(Given exercise)
Omit every picture and return the rest of the data unaltered.

(Given information)
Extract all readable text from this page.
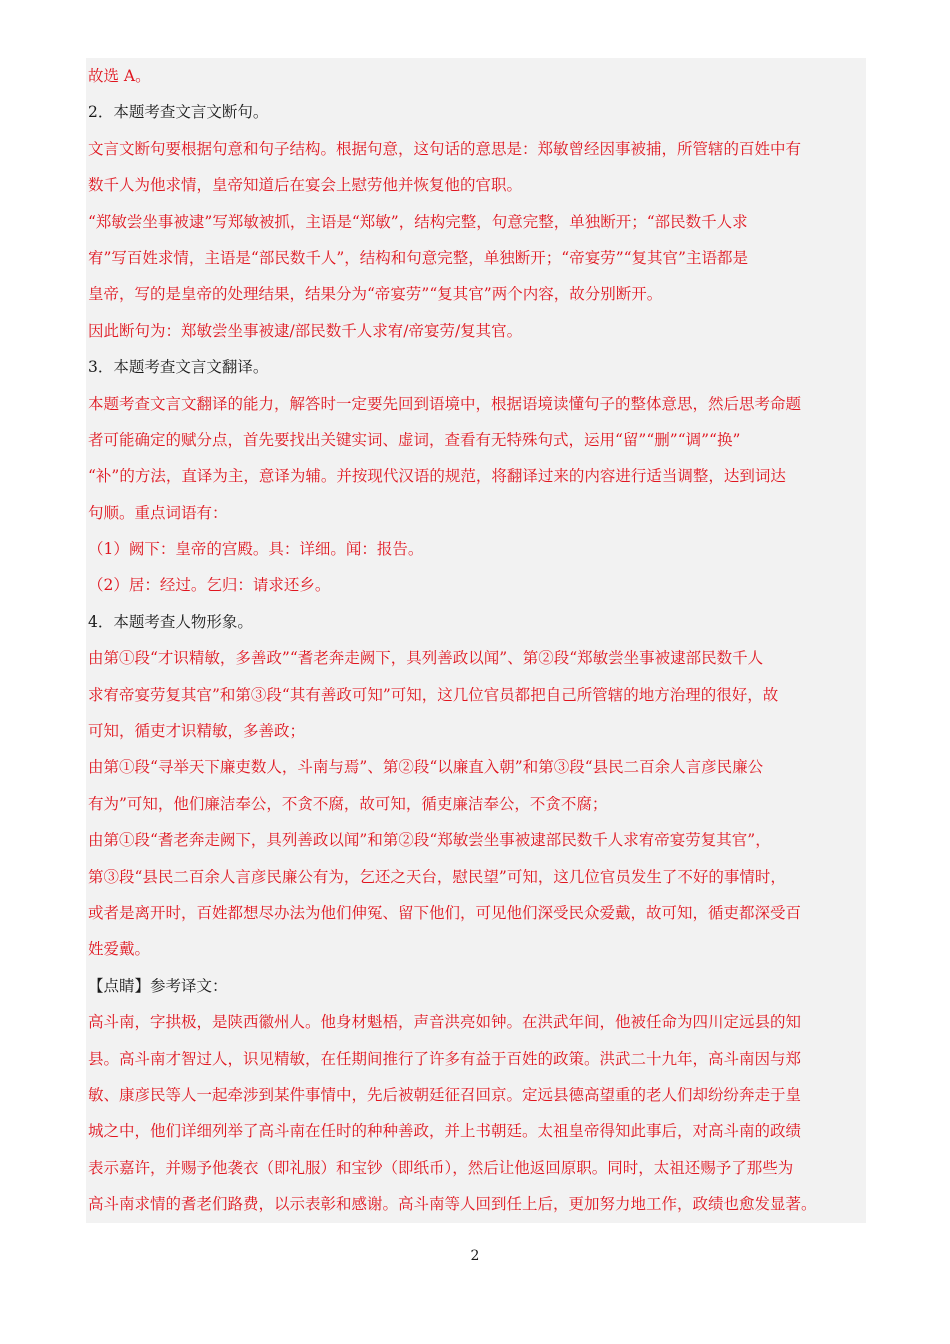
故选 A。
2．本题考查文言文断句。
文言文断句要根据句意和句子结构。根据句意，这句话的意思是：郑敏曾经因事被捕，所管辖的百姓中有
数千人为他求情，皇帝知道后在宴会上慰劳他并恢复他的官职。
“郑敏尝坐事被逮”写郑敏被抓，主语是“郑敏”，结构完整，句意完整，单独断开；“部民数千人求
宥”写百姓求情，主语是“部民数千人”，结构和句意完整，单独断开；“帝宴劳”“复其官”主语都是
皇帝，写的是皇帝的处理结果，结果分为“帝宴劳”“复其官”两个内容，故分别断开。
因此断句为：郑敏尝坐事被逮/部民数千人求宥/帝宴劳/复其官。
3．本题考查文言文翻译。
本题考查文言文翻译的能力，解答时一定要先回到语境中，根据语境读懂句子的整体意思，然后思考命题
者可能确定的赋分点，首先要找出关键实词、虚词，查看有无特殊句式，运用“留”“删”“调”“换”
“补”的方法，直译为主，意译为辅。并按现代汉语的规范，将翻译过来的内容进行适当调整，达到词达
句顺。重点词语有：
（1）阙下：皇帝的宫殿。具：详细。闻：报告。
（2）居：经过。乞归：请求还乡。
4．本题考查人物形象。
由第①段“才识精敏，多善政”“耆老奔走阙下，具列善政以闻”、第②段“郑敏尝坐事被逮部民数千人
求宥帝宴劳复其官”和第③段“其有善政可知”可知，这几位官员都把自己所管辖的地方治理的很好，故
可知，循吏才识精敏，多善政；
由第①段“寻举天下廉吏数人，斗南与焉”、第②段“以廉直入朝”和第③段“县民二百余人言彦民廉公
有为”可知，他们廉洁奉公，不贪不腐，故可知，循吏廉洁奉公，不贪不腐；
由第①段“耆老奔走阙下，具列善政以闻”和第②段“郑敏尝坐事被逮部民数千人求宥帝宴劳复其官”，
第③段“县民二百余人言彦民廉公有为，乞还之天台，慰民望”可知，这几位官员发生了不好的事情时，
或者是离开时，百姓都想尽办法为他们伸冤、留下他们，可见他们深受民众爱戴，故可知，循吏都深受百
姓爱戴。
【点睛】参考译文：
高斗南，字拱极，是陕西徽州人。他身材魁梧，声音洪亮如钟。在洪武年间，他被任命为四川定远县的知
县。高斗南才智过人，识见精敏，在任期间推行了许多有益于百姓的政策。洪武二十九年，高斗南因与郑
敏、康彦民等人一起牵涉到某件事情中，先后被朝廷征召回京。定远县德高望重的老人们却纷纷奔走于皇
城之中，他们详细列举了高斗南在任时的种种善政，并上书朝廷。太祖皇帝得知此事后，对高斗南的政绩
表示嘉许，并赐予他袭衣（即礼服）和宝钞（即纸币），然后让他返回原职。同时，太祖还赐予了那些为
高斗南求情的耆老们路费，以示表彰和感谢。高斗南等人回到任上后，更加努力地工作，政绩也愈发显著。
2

(In response)
Extract all readable text from this page.
故选 A。
2．本题考查文言文断句。
文言文断句要根据句意和句子结构。根据句意，这句话的意思是：郑敏曾经因事被捕，所管辖的百姓中有
数千人为他求情，皇帝知道后在宴会上慰劳他并恢复他的官职。
“郑敏尝坐事被逮”写郑敏被抓，主语是“郑敏”，结构完整，句意完整，单独断开；“部民数千人求
宥”写百姓求情，主语是“部民数千人”，结构和句意完整，单独断开；“帝宴劳”“复其官”主语都是
皇帝，写的是皇帝的处理结果，结果分为“帝宴劳”“复其官”两个内容，故分别断开。
因此断句为：郑敏尝坐事被逮/部民数千人求宥/帝宴劳/复其官。
3．本题考查文言文翻译。
本题考查文言文翻译的能力，解答时一定要先回到语境中，根据语境读懂句子的整体意思，然后思考命题
者可能确定的赋分点，首先要找出关键实词、虚词，查看有无特殊句式，运用“留”“删”“调”“换”
“补”的方法，直译为主，意译为辅。并按现代汉语的规范，将翻译过来的内容进行适当调整，达到词达
句顺。重点词语有：
（1）阙下：皇帝的宫殿。具：详细。闻：报告。
（2）居：经过。乞归：请求还乡。
4．本题考查人物形象。
由第①段“才识精敏，多善政”“耆老奔走阙下，具列善政以闻”、第②段“郑敏尝坐事被逮部民数千人
求宥帝宴劳复其官”和第③段“其有善政可知”可知，这几位官员都把自己所管辖的地方治理的很好，故
可知，循吏才识精敏，多善政；
由第①段“寻举天下廉吏数人，斗南与焉”、第②段“以廉直入朝”和第③段“县民二百余人言彦民廉公
有为”可知，他们廉洁奉公，不贪不腐，故可知，循吏廉洁奉公，不贪不腐；
由第①段“耆老奔走阙下，具列善政以闻”和第②段“郑敏尝坐事被逮部民数千人求宥帝宴劳复其官”，
第③段“县民二百余人言彦民廉公有为，乞还之天台，慰民望”可知，这几位官员发生了不好的事情时，
或者是离开时，百姓都想尽办法为他们伸冤、留下他们，可见他们深受民众爱戴，故可知，循吏都深受百
姓爱戴。
【点睛】参考译文：
高斗南，字拱极，是陕西徽州人。他身材魁梧，声音洪亮如钟。在洪武年间，他被任命为四川定远县的知
县。高斗南才智过人，识见精敏，在任期间推行了许多有益于百姓的政策。洪武二十九年，高斗南因与郑
敏、康彦民等人一起牵涉到某件事情中，先后被朝廷征召回京。定远县德高望重的老人们却纷纷奔走于皇
城之中，他们详细列举了高斗南在任时的种种善政，并上书朝廷。太祖皇帝得知此事后，对高斗南的政绩
表示嘉许，并赐予他袭衣（即礼服）和宝钞（即纸币），然后让他返回原职。同时，太祖还赐予了那些为
高斗南求情的耆老们路费，以示表彰和感谢。高斗南等人回到任上后，更加努力地工作，政绩也愈发显著。
2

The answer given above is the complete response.